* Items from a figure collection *
********

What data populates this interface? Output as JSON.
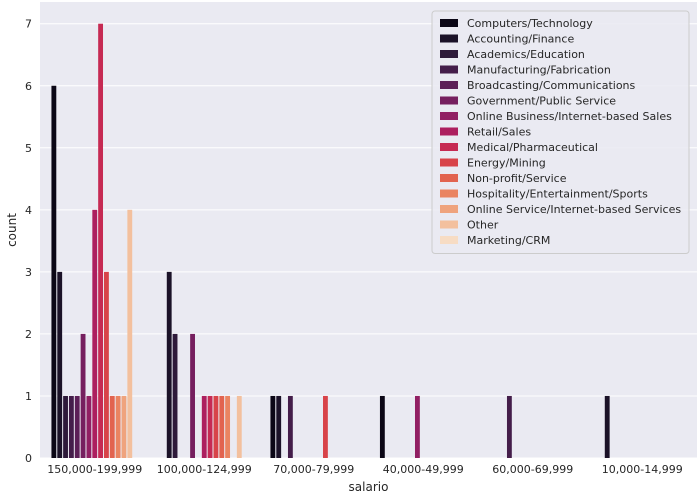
{
  "chart_data": {
    "type": "bar",
    "title": "",
    "xlabel": "salario",
    "ylabel": "count",
    "categories": [
      "150,000-199,999",
      "100,000-124,999",
      "70,000-79,999",
      "40,000-49,999",
      "60,000-69,999",
      "10,000-14,999"
    ],
    "ylim": [
      0,
      7.35
    ],
    "yticks": [
      0,
      1,
      2,
      3,
      4,
      5,
      6,
      7
    ],
    "grid": "horizontal",
    "legend_position": "top-right",
    "series": [
      {
        "name": "Computers/Technology",
        "color": "#0b0716",
        "values": [
          6,
          0,
          1,
          1,
          0,
          0
        ]
      },
      {
        "name": "Accounting/Finance",
        "color": "#1b1228",
        "values": [
          3,
          3,
          1,
          0,
          0,
          1
        ]
      },
      {
        "name": "Academics/Education",
        "color": "#2e1a3a",
        "values": [
          1,
          2,
          0,
          0,
          0,
          0
        ]
      },
      {
        "name": "Manufacturing/Fabrication",
        "color": "#441d4a",
        "values": [
          1,
          0,
          1,
          0,
          1,
          0
        ]
      },
      {
        "name": "Broadcasting/Communications",
        "color": "#5c1f57",
        "values": [
          1,
          0,
          0,
          0,
          0,
          0
        ]
      },
      {
        "name": "Government/Public Service",
        "color": "#761f5f",
        "values": [
          2,
          2,
          0,
          0,
          0,
          0
        ]
      },
      {
        "name": "Online Business/Internet-based Sales",
        "color": "#911f63",
        "values": [
          1,
          0,
          0,
          1,
          0,
          0
        ]
      },
      {
        "name": "Retail/Sales",
        "color": "#ad1f5f",
        "values": [
          4,
          1,
          0,
          0,
          0,
          0
        ]
      },
      {
        "name": "Medical/Pharmaceutical",
        "color": "#c62a53",
        "values": [
          7,
          1,
          0,
          0,
          0,
          0
        ]
      },
      {
        "name": "Energy/Mining",
        "color": "#d84349",
        "values": [
          3,
          1,
          1,
          0,
          0,
          0
        ]
      },
      {
        "name": "Non-profit/Service",
        "color": "#e2634f",
        "values": [
          1,
          1,
          0,
          0,
          0,
          0
        ]
      },
      {
        "name": "Hospitality/Entertainment/Sports",
        "color": "#ea8461",
        "values": [
          1,
          1,
          0,
          0,
          0,
          0
        ]
      },
      {
        "name": "Online Service/Internet-based Services",
        "color": "#efa37d",
        "values": [
          1,
          0,
          0,
          0,
          0,
          0
        ]
      },
      {
        "name": "Other",
        "color": "#f3c09e",
        "values": [
          4,
          1,
          0,
          0,
          0,
          0
        ]
      },
      {
        "name": "Marketing/CRM",
        "color": "#f7dcc4",
        "values": [
          0,
          0,
          0,
          0,
          0,
          0
        ]
      }
    ]
  },
  "colors": {
    "plot_background": "#eaeaf2",
    "grid": "#ffffff",
    "text": "#262626",
    "legend_background": "#eaeaf2",
    "legend_border": "#cccccc"
  }
}
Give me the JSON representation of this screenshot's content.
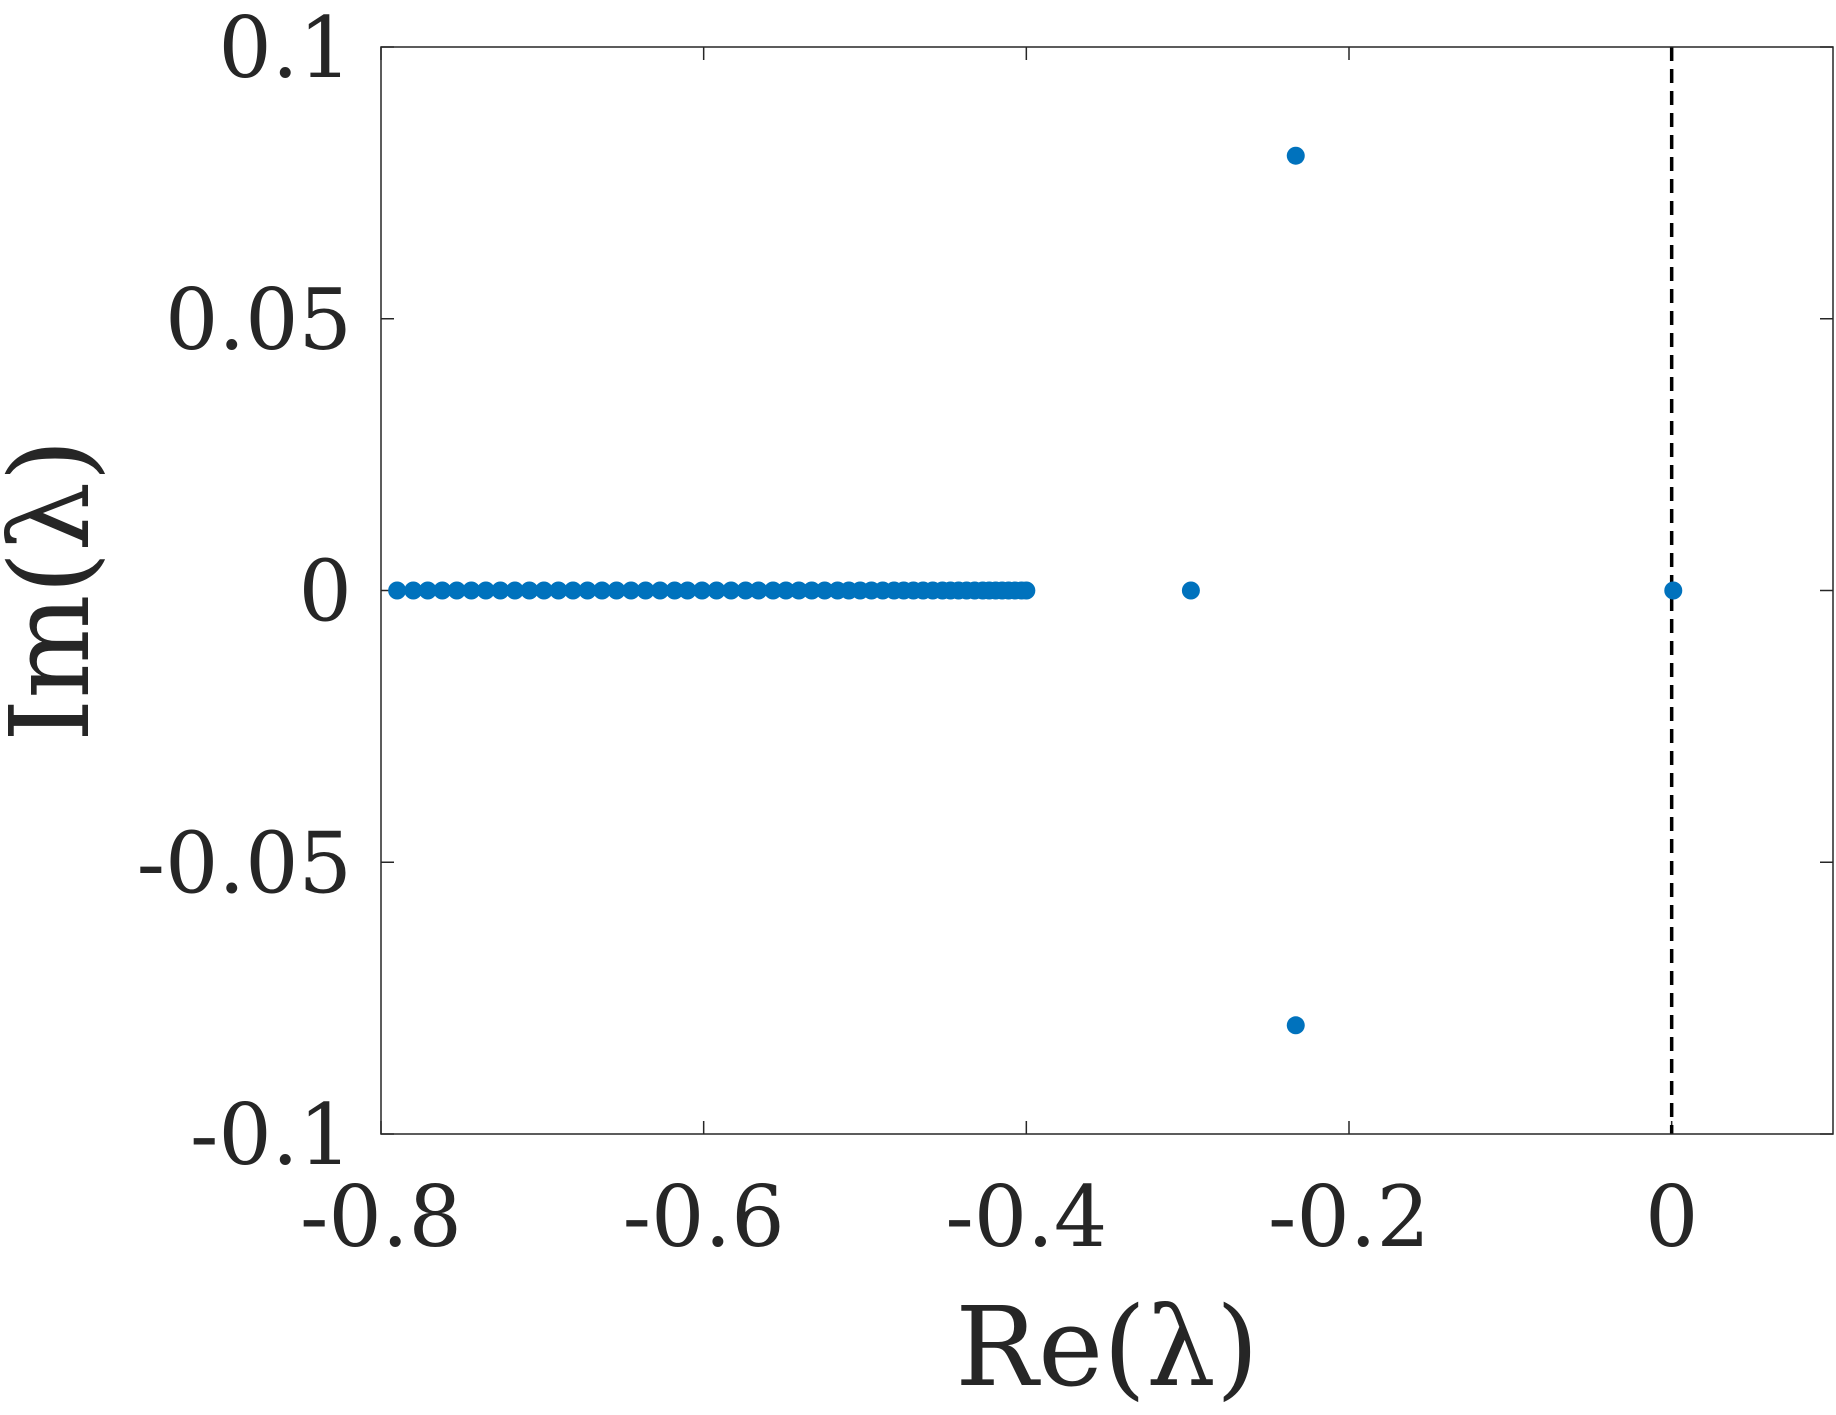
{
  "chart_data": {
    "type": "scatter",
    "title": "",
    "xlabel": "Re(λ)",
    "ylabel": "Im(λ)",
    "xlim": [
      -0.8,
      0.1
    ],
    "ylim": [
      -0.1,
      0.1
    ],
    "x_ticks": [
      -0.8,
      -0.6,
      -0.4,
      -0.2,
      0
    ],
    "x_tick_labels": [
      "-0.8",
      "-0.6",
      "-0.4",
      "-0.2",
      "0"
    ],
    "y_ticks": [
      -0.1,
      -0.05,
      0,
      0.05,
      0.1
    ],
    "y_tick_labels": [
      "-0.1",
      "-0.05",
      "0",
      "0.05",
      "0.1"
    ],
    "grid": false,
    "marker_color": "#0072BD",
    "reference_line": {
      "x": 0,
      "style": "dashed",
      "color": "#000000"
    },
    "points": [
      {
        "x": -0.79,
        "y": 0
      },
      {
        "x": -0.78,
        "y": 0
      },
      {
        "x": -0.771,
        "y": 0
      },
      {
        "x": -0.762,
        "y": 0
      },
      {
        "x": -0.753,
        "y": 0
      },
      {
        "x": -0.744,
        "y": 0
      },
      {
        "x": -0.735,
        "y": 0
      },
      {
        "x": -0.726,
        "y": 0
      },
      {
        "x": -0.717,
        "y": 0
      },
      {
        "x": -0.708,
        "y": 0
      },
      {
        "x": -0.699,
        "y": 0
      },
      {
        "x": -0.69,
        "y": 0
      },
      {
        "x": -0.681,
        "y": 0
      },
      {
        "x": -0.672,
        "y": 0
      },
      {
        "x": -0.663,
        "y": 0
      },
      {
        "x": -0.654,
        "y": 0
      },
      {
        "x": -0.645,
        "y": 0
      },
      {
        "x": -0.636,
        "y": 0
      },
      {
        "x": -0.627,
        "y": 0
      },
      {
        "x": -0.618,
        "y": 0
      },
      {
        "x": -0.61,
        "y": 0
      },
      {
        "x": -0.601,
        "y": 0
      },
      {
        "x": -0.592,
        "y": 0
      },
      {
        "x": -0.583,
        "y": 0
      },
      {
        "x": -0.574,
        "y": 0
      },
      {
        "x": -0.566,
        "y": 0
      },
      {
        "x": -0.557,
        "y": 0
      },
      {
        "x": -0.549,
        "y": 0
      },
      {
        "x": -0.541,
        "y": 0
      },
      {
        "x": -0.533,
        "y": 0
      },
      {
        "x": -0.525,
        "y": 0
      },
      {
        "x": -0.517,
        "y": 0
      },
      {
        "x": -0.51,
        "y": 0
      },
      {
        "x": -0.503,
        "y": 0
      },
      {
        "x": -0.496,
        "y": 0
      },
      {
        "x": -0.489,
        "y": 0
      },
      {
        "x": -0.482,
        "y": 0
      },
      {
        "x": -0.476,
        "y": 0
      },
      {
        "x": -0.47,
        "y": 0
      },
      {
        "x": -0.464,
        "y": 0
      },
      {
        "x": -0.458,
        "y": 0
      },
      {
        "x": -0.452,
        "y": 0
      },
      {
        "x": -0.447,
        "y": 0
      },
      {
        "x": -0.442,
        "y": 0
      },
      {
        "x": -0.437,
        "y": 0
      },
      {
        "x": -0.432,
        "y": 0
      },
      {
        "x": -0.427,
        "y": 0
      },
      {
        "x": -0.423,
        "y": 0
      },
      {
        "x": -0.419,
        "y": 0
      },
      {
        "x": -0.415,
        "y": 0
      },
      {
        "x": -0.411,
        "y": 0
      },
      {
        "x": -0.407,
        "y": 0
      },
      {
        "x": -0.403,
        "y": 0
      },
      {
        "x": -0.4,
        "y": 0
      },
      {
        "x": -0.298,
        "y": 0
      },
      {
        "x": -0.233,
        "y": 0.08
      },
      {
        "x": -0.233,
        "y": -0.08
      },
      {
        "x": 0.001,
        "y": 0
      }
    ]
  }
}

********

* INSTRUCTION *
For the entries shown above, give the number of lines that include the word "Online", without any other text.

* RESULT OF THIS TASK *
2